(Component data from apps and pages)
-.-.-
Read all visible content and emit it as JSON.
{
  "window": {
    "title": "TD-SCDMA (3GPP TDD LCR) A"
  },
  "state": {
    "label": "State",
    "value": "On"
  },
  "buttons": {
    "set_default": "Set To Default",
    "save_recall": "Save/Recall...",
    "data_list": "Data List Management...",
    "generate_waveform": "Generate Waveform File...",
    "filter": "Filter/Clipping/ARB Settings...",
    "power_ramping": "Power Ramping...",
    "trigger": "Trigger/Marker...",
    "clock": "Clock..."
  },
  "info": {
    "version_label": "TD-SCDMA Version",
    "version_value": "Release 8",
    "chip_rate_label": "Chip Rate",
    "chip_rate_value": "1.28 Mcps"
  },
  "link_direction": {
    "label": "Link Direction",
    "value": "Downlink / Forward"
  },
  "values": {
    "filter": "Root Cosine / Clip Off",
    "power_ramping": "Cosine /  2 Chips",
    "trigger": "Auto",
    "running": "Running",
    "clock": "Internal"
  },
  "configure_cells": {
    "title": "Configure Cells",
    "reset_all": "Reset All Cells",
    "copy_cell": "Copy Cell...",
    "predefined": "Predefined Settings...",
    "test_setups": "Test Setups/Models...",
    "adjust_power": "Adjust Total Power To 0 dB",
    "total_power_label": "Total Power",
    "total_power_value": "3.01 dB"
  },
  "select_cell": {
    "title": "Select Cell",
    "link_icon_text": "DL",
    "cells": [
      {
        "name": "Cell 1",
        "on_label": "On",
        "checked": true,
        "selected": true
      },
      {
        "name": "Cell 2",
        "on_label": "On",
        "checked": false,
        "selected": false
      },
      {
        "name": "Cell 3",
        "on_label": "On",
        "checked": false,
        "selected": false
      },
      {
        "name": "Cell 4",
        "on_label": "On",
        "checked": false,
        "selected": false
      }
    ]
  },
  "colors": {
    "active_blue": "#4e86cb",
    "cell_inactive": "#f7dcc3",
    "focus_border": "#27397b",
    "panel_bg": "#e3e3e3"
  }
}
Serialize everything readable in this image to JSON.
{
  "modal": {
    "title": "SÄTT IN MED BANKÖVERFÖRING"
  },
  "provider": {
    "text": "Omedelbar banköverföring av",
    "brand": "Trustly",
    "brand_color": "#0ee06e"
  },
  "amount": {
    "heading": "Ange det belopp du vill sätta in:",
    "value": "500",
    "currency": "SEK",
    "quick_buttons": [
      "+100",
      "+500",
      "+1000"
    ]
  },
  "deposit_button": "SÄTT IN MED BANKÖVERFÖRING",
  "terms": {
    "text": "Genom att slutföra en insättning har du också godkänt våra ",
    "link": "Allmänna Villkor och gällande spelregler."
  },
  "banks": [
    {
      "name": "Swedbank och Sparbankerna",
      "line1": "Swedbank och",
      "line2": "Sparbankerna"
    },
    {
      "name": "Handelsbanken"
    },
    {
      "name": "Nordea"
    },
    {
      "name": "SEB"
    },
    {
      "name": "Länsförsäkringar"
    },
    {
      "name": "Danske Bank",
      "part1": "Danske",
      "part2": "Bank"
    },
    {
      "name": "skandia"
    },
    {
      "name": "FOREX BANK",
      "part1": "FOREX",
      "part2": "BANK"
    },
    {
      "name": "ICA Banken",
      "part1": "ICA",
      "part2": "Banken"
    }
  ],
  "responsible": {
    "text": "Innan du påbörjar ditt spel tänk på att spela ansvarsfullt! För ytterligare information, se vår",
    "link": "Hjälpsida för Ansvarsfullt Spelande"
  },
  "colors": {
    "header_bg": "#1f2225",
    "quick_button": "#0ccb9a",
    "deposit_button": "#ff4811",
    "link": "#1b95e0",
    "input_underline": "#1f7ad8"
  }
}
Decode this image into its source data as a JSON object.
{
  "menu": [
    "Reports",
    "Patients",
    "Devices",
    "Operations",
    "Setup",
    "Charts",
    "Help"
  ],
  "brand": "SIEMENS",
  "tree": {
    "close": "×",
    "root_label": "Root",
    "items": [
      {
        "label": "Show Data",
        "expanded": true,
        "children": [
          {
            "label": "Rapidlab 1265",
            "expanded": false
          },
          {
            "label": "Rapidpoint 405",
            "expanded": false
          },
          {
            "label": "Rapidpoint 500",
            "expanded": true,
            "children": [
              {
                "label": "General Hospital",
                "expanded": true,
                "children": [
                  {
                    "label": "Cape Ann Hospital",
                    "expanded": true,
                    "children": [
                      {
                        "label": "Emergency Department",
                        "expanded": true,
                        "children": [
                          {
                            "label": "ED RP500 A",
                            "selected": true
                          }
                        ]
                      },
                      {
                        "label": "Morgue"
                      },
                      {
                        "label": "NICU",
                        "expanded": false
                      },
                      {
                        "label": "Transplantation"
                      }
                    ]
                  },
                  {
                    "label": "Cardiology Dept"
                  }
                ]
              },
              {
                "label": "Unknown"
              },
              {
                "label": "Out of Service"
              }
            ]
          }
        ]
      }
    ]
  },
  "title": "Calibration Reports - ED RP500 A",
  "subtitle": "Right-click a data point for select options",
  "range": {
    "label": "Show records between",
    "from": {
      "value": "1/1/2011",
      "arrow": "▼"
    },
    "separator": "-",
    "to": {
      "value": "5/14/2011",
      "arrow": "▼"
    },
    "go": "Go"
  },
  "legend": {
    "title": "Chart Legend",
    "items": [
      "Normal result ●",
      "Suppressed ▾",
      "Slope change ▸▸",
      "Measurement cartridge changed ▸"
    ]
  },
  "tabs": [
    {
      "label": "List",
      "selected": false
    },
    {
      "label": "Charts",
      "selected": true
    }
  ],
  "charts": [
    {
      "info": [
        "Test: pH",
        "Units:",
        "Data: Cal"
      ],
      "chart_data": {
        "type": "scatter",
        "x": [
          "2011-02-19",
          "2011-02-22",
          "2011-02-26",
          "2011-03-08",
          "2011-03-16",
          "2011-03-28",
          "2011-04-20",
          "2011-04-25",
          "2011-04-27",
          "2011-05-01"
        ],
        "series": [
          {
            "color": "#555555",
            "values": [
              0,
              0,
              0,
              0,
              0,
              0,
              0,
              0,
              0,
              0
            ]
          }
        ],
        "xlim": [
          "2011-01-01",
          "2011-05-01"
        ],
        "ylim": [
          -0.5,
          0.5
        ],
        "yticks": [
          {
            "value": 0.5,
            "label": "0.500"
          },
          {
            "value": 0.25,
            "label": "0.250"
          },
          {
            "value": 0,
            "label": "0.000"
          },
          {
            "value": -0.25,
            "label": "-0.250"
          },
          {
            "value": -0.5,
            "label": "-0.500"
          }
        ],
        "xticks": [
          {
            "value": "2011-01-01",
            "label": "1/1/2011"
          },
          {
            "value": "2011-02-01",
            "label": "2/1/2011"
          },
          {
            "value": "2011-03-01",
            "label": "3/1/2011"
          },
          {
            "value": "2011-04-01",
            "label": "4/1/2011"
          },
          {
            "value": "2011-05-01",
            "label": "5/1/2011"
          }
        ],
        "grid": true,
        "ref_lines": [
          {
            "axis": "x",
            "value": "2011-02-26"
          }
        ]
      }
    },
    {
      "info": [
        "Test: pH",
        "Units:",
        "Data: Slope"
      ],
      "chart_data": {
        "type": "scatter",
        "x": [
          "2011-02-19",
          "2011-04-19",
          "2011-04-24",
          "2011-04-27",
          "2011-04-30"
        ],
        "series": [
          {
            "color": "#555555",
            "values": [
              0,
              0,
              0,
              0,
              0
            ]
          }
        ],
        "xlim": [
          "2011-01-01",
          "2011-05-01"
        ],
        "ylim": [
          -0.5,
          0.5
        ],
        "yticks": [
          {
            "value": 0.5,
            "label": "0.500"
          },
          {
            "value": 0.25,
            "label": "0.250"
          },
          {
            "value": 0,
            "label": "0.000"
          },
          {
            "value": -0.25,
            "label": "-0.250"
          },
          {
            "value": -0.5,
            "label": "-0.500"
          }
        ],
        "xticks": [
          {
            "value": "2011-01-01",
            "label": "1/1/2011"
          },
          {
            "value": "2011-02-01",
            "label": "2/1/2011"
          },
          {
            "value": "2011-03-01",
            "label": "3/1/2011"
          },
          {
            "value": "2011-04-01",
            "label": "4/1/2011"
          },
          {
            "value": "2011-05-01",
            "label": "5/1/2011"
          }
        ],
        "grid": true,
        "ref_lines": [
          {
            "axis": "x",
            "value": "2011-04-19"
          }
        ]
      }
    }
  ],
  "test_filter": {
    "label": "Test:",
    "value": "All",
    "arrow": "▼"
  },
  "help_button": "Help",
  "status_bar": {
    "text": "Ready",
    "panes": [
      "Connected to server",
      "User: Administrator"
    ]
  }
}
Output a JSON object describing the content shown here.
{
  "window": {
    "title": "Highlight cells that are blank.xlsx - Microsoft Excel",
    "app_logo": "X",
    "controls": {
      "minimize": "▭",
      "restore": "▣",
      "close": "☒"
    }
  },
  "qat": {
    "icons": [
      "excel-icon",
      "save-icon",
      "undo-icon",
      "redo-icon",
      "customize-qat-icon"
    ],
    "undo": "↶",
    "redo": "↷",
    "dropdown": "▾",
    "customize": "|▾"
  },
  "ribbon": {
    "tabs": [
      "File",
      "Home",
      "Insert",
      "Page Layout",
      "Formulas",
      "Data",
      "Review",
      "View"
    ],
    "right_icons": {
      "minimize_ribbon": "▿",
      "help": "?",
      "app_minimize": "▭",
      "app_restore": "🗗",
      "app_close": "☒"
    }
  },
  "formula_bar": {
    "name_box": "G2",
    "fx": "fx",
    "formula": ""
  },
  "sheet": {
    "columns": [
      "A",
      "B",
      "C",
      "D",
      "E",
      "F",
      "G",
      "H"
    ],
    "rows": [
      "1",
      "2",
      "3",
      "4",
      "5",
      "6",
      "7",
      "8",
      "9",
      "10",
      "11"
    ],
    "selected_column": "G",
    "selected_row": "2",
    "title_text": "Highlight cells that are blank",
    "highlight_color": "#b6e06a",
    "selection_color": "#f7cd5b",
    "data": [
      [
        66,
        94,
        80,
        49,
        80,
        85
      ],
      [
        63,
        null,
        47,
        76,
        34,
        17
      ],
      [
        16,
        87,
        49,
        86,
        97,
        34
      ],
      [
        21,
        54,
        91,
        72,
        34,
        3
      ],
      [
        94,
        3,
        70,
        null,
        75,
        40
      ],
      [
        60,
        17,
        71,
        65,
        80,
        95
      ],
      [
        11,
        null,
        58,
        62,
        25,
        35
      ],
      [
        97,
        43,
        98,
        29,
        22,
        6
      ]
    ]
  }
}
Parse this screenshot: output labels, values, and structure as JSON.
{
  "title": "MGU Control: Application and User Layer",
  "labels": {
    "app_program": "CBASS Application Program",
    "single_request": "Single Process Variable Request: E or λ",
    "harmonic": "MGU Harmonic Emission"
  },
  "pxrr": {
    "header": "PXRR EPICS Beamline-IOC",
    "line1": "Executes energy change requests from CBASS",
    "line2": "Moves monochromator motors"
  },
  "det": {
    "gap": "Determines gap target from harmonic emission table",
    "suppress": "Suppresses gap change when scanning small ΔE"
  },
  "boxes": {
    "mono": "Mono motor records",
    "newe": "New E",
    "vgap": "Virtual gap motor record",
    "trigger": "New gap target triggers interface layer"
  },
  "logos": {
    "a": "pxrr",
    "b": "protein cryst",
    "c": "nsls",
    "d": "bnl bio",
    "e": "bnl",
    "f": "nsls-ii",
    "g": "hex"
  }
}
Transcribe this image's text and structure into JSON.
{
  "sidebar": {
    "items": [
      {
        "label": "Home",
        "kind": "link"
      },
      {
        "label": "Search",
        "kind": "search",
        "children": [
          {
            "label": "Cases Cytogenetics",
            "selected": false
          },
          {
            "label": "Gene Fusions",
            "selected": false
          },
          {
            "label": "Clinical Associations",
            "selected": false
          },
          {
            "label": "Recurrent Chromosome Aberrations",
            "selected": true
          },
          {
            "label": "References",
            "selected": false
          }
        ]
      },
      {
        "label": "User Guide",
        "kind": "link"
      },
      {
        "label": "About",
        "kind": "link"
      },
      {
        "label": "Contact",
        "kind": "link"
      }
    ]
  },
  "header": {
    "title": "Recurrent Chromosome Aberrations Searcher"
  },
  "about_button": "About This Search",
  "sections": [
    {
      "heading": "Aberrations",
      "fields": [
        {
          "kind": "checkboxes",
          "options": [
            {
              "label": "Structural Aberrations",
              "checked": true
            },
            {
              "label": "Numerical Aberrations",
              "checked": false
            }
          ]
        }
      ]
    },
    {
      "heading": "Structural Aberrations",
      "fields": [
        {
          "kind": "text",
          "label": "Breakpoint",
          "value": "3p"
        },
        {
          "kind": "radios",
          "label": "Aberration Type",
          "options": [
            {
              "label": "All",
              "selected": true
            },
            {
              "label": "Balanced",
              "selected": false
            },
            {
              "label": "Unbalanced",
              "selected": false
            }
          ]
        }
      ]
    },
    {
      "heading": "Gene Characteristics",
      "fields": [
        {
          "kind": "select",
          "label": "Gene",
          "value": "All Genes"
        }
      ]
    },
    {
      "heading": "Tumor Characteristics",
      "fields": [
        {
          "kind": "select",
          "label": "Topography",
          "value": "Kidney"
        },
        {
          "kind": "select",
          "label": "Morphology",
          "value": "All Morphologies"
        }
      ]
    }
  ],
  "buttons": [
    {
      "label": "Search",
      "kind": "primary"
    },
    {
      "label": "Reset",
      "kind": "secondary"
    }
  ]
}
-.-.-
EXERCISE ▸
Gather each line from the entries above that includes the word "CBASS".

RESPONSE ▸
    "app_program": "CBASS Application Program",
    "line1": "Executes energy change requests from CBASS",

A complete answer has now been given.